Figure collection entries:
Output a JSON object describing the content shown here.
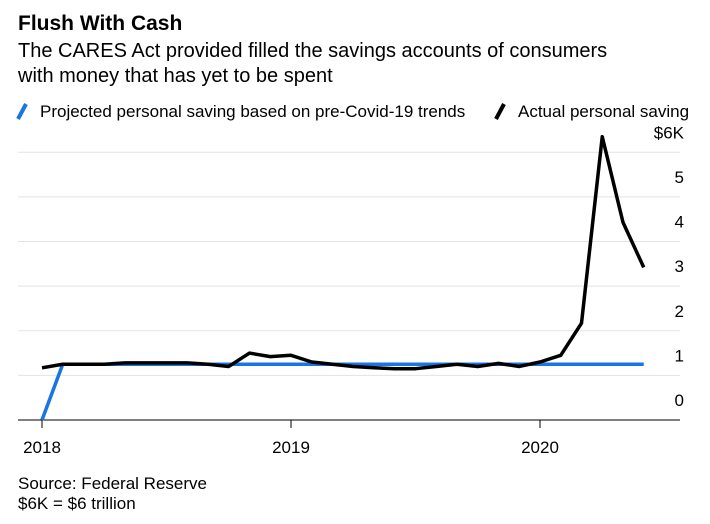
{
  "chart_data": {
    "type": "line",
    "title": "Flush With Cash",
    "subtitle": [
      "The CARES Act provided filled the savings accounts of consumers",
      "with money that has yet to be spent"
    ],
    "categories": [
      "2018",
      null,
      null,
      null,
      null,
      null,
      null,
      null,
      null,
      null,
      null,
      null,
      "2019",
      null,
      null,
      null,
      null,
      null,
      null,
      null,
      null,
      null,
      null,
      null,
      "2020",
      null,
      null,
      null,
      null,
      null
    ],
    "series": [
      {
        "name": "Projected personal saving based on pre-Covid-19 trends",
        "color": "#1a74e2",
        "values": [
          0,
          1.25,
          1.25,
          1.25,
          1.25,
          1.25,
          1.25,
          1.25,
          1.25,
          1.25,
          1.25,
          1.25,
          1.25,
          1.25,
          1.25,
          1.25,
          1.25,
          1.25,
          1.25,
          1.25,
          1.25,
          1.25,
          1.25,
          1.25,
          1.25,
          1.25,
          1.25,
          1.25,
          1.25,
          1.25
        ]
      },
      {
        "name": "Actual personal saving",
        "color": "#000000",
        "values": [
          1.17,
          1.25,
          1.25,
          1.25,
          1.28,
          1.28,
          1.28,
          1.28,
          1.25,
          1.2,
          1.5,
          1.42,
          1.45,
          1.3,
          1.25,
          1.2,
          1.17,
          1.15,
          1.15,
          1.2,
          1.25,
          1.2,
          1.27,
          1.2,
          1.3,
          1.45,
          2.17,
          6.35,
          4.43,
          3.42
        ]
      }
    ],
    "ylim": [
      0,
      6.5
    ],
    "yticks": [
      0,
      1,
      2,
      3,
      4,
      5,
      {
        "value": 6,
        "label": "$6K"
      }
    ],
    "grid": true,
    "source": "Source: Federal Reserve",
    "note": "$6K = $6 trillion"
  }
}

Aim of the exercise: Keep every word of the data as it is when you write it out, but drop the pictures.

Exercise solution:
Output a JSON object describing the content shown here.
{
  "chart_data": {
    "type": "line",
    "title": "Flush With Cash",
    "subtitle": [
      "The CARES Act provided filled the savings accounts of consumers",
      "with money that has yet to be spent"
    ],
    "categories": [
      "2018",
      null,
      null,
      null,
      null,
      null,
      null,
      null,
      null,
      null,
      null,
      null,
      "2019",
      null,
      null,
      null,
      null,
      null,
      null,
      null,
      null,
      null,
      null,
      null,
      "2020",
      null,
      null,
      null,
      null,
      null
    ],
    "series": [
      {
        "name": "Projected personal saving based on pre-Covid-19 trends",
        "color": "#1a74e2",
        "values": [
          0,
          1.25,
          1.25,
          1.25,
          1.25,
          1.25,
          1.25,
          1.25,
          1.25,
          1.25,
          1.25,
          1.25,
          1.25,
          1.25,
          1.25,
          1.25,
          1.25,
          1.25,
          1.25,
          1.25,
          1.25,
          1.25,
          1.25,
          1.25,
          1.25,
          1.25,
          1.25,
          1.25,
          1.25,
          1.25
        ]
      },
      {
        "name": "Actual personal saving",
        "color": "#000000",
        "values": [
          1.17,
          1.25,
          1.25,
          1.25,
          1.28,
          1.28,
          1.28,
          1.28,
          1.25,
          1.2,
          1.5,
          1.42,
          1.45,
          1.3,
          1.25,
          1.2,
          1.17,
          1.15,
          1.15,
          1.2,
          1.25,
          1.2,
          1.27,
          1.2,
          1.3,
          1.45,
          2.17,
          6.35,
          4.43,
          3.42
        ]
      }
    ],
    "ylim": [
      0,
      6.5
    ],
    "yticks": [
      0,
      1,
      2,
      3,
      4,
      5,
      {
        "value": 6,
        "label": "$6K"
      }
    ],
    "grid": true,
    "source": "Source: Federal Reserve",
    "note": "$6K = $6 trillion"
  }
}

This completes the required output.